[start]
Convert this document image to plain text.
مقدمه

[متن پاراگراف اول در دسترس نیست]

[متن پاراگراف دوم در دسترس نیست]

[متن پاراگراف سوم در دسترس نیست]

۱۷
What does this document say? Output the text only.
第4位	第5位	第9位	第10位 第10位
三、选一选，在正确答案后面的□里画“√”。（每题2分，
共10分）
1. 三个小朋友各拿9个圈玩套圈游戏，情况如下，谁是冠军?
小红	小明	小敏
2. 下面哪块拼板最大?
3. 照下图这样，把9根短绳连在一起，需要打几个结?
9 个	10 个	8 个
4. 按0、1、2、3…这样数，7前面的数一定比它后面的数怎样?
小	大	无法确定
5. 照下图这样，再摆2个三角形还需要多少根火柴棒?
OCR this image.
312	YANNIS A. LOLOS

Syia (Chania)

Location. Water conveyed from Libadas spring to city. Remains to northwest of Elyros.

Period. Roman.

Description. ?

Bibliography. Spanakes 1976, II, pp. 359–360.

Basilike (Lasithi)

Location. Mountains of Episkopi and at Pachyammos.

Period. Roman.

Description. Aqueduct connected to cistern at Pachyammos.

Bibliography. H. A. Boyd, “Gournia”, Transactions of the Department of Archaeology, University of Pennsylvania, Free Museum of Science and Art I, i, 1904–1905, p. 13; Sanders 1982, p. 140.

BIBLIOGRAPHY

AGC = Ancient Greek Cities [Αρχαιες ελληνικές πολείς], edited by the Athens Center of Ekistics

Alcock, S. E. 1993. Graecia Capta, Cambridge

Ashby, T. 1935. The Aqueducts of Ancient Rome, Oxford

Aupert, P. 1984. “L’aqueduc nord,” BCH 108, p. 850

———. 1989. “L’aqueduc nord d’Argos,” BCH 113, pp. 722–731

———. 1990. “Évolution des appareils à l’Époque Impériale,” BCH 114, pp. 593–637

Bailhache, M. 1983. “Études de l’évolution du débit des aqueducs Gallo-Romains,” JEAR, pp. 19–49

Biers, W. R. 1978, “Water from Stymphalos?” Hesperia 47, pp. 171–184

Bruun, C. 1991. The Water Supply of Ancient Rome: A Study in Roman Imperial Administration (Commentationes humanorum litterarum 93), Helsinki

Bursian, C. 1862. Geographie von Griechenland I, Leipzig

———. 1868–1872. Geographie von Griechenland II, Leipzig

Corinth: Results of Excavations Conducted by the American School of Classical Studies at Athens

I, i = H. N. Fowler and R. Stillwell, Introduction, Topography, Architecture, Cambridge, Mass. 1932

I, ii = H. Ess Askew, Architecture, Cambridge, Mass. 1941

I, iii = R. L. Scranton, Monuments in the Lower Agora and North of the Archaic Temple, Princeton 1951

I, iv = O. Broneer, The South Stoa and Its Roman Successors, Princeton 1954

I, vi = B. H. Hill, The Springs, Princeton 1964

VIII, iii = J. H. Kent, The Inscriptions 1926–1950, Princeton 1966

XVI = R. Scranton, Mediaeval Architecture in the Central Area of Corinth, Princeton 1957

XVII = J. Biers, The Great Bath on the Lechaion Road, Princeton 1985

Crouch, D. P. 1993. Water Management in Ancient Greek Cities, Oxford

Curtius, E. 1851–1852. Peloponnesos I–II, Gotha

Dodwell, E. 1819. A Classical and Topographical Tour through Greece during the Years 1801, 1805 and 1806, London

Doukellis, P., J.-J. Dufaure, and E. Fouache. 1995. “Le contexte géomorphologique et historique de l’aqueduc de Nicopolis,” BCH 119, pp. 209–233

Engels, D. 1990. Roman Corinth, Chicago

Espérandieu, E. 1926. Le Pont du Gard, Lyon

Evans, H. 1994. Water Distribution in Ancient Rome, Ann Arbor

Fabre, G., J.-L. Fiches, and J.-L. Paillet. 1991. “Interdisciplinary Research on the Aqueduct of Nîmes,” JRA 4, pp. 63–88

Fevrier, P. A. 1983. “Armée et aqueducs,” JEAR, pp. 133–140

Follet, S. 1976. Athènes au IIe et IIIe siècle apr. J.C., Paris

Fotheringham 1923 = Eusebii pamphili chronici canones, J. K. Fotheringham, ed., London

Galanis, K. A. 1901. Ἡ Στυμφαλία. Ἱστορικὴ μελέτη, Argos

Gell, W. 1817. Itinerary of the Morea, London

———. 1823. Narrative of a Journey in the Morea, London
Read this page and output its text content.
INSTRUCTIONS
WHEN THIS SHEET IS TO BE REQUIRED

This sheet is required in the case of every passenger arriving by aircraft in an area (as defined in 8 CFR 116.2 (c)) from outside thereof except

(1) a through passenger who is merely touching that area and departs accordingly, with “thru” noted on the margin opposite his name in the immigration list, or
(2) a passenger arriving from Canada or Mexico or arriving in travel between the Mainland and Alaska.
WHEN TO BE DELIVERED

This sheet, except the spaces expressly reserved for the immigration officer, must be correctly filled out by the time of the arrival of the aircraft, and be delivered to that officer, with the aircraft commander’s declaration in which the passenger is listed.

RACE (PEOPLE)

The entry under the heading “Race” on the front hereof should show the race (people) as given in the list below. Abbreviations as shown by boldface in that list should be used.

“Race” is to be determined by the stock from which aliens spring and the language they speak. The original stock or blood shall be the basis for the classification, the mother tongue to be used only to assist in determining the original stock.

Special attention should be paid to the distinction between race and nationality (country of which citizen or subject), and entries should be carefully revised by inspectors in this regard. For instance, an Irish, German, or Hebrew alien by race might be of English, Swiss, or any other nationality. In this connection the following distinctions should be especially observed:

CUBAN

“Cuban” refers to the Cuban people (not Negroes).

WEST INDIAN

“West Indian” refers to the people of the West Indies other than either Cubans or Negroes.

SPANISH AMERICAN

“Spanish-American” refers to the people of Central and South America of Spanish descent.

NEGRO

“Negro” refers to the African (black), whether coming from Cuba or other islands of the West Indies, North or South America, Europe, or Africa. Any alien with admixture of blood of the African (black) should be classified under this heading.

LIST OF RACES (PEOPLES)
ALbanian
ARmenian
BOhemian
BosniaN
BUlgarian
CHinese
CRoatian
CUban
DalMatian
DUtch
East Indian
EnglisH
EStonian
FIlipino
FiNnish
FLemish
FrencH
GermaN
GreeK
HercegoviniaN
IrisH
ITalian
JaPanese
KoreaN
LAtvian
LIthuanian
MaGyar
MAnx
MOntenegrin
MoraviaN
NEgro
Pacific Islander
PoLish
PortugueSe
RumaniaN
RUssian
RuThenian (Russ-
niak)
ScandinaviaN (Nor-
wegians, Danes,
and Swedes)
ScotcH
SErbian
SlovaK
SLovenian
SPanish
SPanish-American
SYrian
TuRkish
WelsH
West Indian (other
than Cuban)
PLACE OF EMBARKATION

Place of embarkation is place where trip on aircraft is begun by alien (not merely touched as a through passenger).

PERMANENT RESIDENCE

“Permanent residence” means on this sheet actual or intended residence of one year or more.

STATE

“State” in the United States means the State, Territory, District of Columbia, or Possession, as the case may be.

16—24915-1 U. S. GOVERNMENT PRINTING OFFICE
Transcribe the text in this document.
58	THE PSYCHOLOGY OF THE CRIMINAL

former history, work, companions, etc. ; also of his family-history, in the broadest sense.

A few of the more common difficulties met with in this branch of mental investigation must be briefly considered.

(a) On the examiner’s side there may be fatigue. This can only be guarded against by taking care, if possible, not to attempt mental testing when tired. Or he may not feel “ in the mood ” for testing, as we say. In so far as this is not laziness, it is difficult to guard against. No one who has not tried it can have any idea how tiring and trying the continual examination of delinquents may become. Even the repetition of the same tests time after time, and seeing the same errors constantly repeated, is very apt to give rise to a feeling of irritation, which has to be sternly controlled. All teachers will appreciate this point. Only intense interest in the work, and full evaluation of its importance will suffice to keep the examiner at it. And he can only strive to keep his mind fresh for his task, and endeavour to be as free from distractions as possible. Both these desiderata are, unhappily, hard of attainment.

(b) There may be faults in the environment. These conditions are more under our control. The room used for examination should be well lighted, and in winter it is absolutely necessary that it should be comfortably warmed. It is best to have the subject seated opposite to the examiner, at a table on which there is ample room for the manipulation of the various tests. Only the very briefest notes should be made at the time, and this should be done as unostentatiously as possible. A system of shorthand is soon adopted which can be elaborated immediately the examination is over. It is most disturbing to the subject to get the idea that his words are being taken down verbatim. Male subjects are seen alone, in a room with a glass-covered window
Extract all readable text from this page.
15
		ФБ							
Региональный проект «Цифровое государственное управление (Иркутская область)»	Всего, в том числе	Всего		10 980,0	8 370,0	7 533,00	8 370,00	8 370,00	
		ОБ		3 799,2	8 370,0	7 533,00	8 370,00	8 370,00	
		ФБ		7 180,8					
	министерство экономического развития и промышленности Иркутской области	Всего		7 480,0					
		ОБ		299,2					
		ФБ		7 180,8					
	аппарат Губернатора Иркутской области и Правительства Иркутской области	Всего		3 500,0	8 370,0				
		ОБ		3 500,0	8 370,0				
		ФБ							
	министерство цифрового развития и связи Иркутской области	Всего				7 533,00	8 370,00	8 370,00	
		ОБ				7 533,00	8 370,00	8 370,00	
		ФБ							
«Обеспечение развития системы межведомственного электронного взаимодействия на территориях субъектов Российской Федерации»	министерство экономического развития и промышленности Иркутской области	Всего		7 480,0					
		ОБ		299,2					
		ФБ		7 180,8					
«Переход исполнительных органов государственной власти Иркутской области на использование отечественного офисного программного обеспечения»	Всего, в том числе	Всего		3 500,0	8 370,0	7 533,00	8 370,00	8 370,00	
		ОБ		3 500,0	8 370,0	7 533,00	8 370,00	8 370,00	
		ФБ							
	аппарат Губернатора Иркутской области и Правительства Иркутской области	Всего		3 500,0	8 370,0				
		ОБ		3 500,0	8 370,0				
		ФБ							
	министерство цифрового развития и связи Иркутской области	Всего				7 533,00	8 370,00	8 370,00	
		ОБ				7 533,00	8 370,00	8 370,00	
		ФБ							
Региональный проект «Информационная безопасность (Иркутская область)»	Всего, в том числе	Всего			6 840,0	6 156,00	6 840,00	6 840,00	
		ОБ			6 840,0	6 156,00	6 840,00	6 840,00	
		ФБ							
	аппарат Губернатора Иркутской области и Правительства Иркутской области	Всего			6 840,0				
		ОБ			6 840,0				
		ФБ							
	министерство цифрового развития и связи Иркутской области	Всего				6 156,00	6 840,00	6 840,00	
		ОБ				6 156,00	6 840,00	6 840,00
[end]
What you are asked to do: List all lines in the material containing the string "through".

Task solution:
Dodwell, E. 1819. A Classical and Topographical Tour through Greece during the Years 1801, 1805 and 1806, London
(1) a through passenger who is merely touching that area and departs accordingly, with “thru” noted on the margin opposite his name in the immigration list, or
Place of embarkation is place where trip on aircraft is begun by alien (not merely touched as a through passenger).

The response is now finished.